--- What to do ---
Your job is to restate each entry word for word.

--- Dataset ---
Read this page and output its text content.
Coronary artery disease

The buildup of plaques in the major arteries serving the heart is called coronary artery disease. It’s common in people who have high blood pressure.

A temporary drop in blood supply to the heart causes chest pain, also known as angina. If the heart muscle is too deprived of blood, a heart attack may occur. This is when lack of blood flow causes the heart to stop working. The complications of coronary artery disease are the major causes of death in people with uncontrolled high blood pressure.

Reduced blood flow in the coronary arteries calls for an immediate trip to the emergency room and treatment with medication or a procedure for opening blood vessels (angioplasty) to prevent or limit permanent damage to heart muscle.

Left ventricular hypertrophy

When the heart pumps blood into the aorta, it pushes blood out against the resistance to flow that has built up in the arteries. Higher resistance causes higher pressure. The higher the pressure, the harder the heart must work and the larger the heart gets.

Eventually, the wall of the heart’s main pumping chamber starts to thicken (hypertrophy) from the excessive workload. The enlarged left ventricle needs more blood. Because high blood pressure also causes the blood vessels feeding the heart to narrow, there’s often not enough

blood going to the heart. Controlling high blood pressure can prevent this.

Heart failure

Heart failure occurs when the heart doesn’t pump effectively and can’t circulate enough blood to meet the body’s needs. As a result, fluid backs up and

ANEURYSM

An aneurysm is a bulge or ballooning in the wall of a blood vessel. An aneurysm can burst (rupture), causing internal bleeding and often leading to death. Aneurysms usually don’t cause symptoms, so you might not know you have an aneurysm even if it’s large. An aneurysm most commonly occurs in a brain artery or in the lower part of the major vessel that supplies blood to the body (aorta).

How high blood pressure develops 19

--- Exercise response ---
Read this page and output its text content.
Coronary artery disease

The buildup of plaques in the major arteries serving the heart is called coronary artery disease. It’s common in people who have high blood pressure.

A temporary drop in blood supply to the heart causes chest pain, also known as angina. If the heart muscle is too deprived of blood, a heart attack may occur. This is when lack of blood flow causes the heart to stop working. The complications of coronary artery disease are the major causes of death in people with uncontrolled high blood pressure.

Reduced blood flow in the coronary arteries calls for an immediate trip to the emergency room and treatment with medication or a procedure for opening blood vessels (angioplasty) to prevent or limit permanent damage to heart muscle.

Left ventricular hypertrophy

When the heart pumps blood into the aorta, it pushes blood out against the resistance to flow that has built up in the arteries. Higher resistance causes higher pressure. The higher the pressure, the harder the heart must work and the larger the heart gets.

Eventually, the wall of the heart’s main pumping chamber starts to thicken (hypertrophy) from the excessive workload. The enlarged left ventricle needs more blood. Because high blood pressure also causes the blood vessels feeding the heart to narrow, there’s often not enough

blood going to the heart. Controlling high blood pressure can prevent this.

Heart failure

Heart failure occurs when the heart doesn’t pump effectively and can’t circulate enough blood to meet the body’s needs. As a result, fluid backs up and

ANEURYSM

An aneurysm is a bulge or ballooning in the wall of a blood vessel. An aneurysm can burst (rupture), causing internal bleeding and often leading to death. Aneurysms usually don’t cause symptoms, so you might not know you have an aneurysm even if it’s large. An aneurysm most commonly occurs in a brain artery or in the lower part of the major vessel that supplies blood to the body (aorta).

How high blood pressure develops 19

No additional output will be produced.